■ **SHORT PROBLEM**:
For every line in the data below that contains "text", copy the line.

* begin DATASET *

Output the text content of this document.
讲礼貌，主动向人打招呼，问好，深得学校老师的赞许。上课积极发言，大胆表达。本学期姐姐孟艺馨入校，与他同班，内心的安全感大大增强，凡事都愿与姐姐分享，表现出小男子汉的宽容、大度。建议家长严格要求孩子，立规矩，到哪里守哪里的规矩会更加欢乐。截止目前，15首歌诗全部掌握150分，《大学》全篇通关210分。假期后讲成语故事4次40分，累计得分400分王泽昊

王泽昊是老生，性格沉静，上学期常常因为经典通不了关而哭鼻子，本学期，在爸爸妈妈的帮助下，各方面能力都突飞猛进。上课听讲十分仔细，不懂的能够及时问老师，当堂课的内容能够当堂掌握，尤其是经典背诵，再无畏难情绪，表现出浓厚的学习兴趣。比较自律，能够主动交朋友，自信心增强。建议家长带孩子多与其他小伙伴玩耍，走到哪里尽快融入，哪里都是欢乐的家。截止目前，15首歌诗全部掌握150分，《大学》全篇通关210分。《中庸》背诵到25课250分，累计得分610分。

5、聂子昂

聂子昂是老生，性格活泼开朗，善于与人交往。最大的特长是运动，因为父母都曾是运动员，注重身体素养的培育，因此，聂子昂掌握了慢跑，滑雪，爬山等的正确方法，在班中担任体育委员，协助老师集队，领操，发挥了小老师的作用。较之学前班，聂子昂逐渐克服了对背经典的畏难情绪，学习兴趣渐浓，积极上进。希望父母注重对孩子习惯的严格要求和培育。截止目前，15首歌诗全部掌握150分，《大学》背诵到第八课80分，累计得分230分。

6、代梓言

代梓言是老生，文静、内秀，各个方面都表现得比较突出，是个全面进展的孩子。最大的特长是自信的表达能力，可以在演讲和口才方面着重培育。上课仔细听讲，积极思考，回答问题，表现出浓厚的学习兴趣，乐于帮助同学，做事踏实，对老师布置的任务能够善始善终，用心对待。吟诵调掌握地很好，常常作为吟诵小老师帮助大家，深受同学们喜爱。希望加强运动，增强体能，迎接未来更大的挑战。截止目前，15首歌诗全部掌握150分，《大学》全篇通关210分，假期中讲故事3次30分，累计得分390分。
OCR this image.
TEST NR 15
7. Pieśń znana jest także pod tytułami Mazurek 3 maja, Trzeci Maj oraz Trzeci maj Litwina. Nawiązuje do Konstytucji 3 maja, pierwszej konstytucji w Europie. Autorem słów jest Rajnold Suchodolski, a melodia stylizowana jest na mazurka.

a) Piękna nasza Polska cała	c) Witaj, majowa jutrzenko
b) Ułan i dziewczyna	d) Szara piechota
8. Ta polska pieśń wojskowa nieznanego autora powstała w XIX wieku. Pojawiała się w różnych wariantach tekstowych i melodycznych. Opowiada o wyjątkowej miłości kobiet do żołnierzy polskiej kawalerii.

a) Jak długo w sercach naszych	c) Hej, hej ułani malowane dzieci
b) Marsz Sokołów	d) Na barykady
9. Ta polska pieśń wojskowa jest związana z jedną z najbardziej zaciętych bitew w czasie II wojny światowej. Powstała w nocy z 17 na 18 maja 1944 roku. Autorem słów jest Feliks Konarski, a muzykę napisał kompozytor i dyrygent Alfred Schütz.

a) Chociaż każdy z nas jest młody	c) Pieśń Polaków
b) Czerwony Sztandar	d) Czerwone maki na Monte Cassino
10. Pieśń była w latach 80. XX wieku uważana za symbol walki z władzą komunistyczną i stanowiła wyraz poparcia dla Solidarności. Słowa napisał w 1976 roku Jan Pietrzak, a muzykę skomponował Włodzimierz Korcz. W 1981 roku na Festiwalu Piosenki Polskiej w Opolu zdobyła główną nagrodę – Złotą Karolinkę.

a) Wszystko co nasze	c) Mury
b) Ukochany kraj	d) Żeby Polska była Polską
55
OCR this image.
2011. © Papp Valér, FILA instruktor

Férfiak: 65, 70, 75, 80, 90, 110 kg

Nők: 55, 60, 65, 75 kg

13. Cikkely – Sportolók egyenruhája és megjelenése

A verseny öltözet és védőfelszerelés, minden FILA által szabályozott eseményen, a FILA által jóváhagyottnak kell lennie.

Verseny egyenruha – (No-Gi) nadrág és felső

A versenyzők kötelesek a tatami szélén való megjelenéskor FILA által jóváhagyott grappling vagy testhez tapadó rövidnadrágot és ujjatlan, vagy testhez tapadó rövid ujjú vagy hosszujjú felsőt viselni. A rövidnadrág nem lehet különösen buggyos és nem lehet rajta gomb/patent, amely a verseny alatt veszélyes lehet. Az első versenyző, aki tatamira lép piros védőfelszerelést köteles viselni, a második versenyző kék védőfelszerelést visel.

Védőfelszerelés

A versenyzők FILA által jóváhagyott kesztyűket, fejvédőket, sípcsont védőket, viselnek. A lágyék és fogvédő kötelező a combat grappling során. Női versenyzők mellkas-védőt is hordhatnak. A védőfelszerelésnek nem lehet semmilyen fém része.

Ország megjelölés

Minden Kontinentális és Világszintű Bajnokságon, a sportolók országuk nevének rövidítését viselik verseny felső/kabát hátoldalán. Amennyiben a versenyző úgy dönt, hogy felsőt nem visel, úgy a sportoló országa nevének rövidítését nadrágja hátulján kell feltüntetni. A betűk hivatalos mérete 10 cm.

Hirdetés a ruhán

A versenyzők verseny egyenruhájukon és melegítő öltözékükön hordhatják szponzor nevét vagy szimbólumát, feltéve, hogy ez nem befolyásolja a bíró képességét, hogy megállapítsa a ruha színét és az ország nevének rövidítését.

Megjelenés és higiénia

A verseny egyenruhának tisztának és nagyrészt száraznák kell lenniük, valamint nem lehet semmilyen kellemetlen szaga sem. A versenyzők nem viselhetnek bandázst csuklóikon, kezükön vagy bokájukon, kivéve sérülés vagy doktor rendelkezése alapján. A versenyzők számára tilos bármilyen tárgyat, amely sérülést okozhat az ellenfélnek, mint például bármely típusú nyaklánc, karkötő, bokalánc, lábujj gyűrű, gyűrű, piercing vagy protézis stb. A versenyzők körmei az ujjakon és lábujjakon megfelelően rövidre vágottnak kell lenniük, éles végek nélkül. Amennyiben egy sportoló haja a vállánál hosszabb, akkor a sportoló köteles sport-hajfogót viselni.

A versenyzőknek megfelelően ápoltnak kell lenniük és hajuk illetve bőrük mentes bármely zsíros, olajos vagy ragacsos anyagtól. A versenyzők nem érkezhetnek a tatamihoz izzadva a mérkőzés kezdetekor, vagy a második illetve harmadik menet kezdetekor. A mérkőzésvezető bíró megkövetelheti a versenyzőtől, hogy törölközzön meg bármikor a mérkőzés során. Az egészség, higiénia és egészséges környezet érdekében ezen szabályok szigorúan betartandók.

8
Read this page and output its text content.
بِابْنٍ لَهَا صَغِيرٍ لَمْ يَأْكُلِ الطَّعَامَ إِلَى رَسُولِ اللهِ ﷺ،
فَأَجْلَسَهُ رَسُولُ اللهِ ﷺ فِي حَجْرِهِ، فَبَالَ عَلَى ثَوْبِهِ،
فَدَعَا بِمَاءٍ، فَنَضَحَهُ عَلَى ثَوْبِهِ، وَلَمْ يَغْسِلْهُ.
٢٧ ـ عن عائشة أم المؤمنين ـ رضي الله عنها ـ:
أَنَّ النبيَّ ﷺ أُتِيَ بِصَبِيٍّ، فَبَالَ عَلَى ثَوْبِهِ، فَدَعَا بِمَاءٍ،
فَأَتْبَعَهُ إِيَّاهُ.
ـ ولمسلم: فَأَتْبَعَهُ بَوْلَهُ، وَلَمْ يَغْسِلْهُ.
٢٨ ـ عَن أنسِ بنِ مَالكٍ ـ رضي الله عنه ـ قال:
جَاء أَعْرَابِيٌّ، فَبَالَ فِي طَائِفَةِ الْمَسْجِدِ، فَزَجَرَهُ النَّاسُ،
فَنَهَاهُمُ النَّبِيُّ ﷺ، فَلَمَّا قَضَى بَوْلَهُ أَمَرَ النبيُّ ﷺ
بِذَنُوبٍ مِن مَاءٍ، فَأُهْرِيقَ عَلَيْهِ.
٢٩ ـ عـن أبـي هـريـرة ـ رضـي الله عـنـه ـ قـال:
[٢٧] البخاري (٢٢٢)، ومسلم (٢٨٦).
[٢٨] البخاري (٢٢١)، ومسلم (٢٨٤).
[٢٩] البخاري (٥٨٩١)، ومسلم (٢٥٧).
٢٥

* end DATASET *

■ **CORRECT RESPONSE**:
Output the text content of this document.
Read this page and output its text content.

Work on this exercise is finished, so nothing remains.